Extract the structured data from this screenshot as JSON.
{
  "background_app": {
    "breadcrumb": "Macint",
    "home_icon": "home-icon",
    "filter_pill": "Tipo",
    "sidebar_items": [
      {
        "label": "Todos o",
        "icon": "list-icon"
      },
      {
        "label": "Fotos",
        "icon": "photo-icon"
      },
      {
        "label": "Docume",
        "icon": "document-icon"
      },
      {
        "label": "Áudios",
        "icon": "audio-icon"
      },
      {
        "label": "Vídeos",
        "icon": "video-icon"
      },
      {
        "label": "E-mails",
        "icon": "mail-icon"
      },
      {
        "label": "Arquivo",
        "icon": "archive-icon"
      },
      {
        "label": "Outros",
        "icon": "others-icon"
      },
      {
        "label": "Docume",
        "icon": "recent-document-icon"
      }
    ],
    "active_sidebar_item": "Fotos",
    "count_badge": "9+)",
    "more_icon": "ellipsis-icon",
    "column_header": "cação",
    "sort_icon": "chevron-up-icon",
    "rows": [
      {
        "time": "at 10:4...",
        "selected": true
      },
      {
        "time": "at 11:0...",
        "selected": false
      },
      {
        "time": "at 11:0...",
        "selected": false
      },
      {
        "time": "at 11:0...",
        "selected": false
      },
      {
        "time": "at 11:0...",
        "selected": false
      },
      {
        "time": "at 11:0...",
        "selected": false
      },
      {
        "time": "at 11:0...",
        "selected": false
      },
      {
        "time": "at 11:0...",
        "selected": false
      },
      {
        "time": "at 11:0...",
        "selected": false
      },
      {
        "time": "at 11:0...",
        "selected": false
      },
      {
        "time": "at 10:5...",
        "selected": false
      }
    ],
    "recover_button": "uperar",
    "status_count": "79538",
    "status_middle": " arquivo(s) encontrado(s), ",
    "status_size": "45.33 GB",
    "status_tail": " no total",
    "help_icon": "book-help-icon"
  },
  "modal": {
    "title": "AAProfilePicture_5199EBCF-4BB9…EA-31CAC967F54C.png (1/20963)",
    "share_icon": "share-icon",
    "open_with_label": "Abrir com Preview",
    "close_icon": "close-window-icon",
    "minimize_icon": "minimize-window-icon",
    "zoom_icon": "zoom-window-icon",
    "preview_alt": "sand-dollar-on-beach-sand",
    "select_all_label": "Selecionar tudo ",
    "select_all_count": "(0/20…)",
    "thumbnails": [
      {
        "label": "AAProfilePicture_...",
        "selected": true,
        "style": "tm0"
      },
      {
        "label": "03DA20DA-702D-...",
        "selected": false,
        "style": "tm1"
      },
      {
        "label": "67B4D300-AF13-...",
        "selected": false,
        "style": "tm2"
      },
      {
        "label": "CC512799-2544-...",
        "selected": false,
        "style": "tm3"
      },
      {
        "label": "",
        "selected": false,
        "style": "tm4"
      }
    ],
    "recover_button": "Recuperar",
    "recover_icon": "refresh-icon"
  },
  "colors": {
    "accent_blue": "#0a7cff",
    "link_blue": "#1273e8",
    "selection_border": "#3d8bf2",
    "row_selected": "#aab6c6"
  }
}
::::
### Set task
Output the records verbatim, from the first line to the last.

### Exercise answer
Extract the structured data from this screenshot as JSON.
{
  "background_app": {
    "breadcrumb": "Macint",
    "home_icon": "home-icon",
    "filter_pill": "Tipo",
    "sidebar_items": [
      {
        "label": "Todos o",
        "icon": "list-icon"
      },
      {
        "label": "Fotos",
        "icon": "photo-icon"
      },
      {
        "label": "Docume",
        "icon": "document-icon"
      },
      {
        "label": "Áudios",
        "icon": "audio-icon"
      },
      {
        "label": "Vídeos",
        "icon": "video-icon"
      },
      {
        "label": "E-mails",
        "icon": "mail-icon"
      },
      {
        "label": "Arquivo",
        "icon": "archive-icon"
      },
      {
        "label": "Outros",
        "icon": "others-icon"
      },
      {
        "label": "Docume",
        "icon": "recent-document-icon"
      }
    ],
    "active_sidebar_item": "Fotos",
    "count_badge": "9+)",
    "more_icon": "ellipsis-icon",
    "column_header": "cação",
    "sort_icon": "chevron-up-icon",
    "rows": [
      {
        "time": "at 10:4...",
        "selected": true
      },
      {
        "time": "at 11:0...",
        "selected": false
      },
      {
        "time": "at 11:0...",
        "selected": false
      },
      {
        "time": "at 11:0...",
        "selected": false
      },
      {
        "time": "at 11:0...",
        "selected": false
      },
      {
        "time": "at 11:0...",
        "selected": false
      },
      {
        "time": "at 11:0...",
        "selected": false
      },
      {
        "time": "at 11:0...",
        "selected": false
      },
      {
        "time": "at 11:0...",
        "selected": false
      },
      {
        "time": "at 11:0...",
        "selected": false
      },
      {
        "time": "at 10:5...",
        "selected": false
      }
    ],
    "recover_button": "uperar",
    "status_count": "79538",
    "status_middle": " arquivo(s) encontrado(s), ",
    "status_size": "45.33 GB",
    "status_tail": " no total",
    "help_icon": "book-help-icon"
  },
  "modal": {
    "title": "AAProfilePicture_5199EBCF-4BB9…EA-31CAC967F54C.png (1/20963)",
    "share_icon": "share-icon",
    "open_with_label": "Abrir com Preview",
    "close_icon": "close-window-icon",
    "minimize_icon": "minimize-window-icon",
    "zoom_icon": "zoom-window-icon",
    "preview_alt": "sand-dollar-on-beach-sand",
    "select_all_label": "Selecionar tudo ",
    "select_all_count": "(0/20…)",
    "thumbnails": [
      {
        "label": "AAProfilePicture_...",
        "selected": true,
        "style": "tm0"
      },
      {
        "label": "03DA20DA-702D-...",
        "selected": false,
        "style": "tm1"
      },
      {
        "label": "67B4D300-AF13-...",
        "selected": false,
        "style": "tm2"
      },
      {
        "label": "CC512799-2544-...",
        "selected": false,
        "style": "tm3"
      },
      {
        "label": "",
        "selected": false,
        "style": "tm4"
      }
    ],
    "recover_button": "Recuperar",
    "recover_icon": "refresh-icon"
  },
  "colors": {
    "accent_blue": "#0a7cff",
    "link_blue": "#1273e8",
    "selection_border": "#3d8bf2",
    "row_selected": "#aab6c6"
  }
}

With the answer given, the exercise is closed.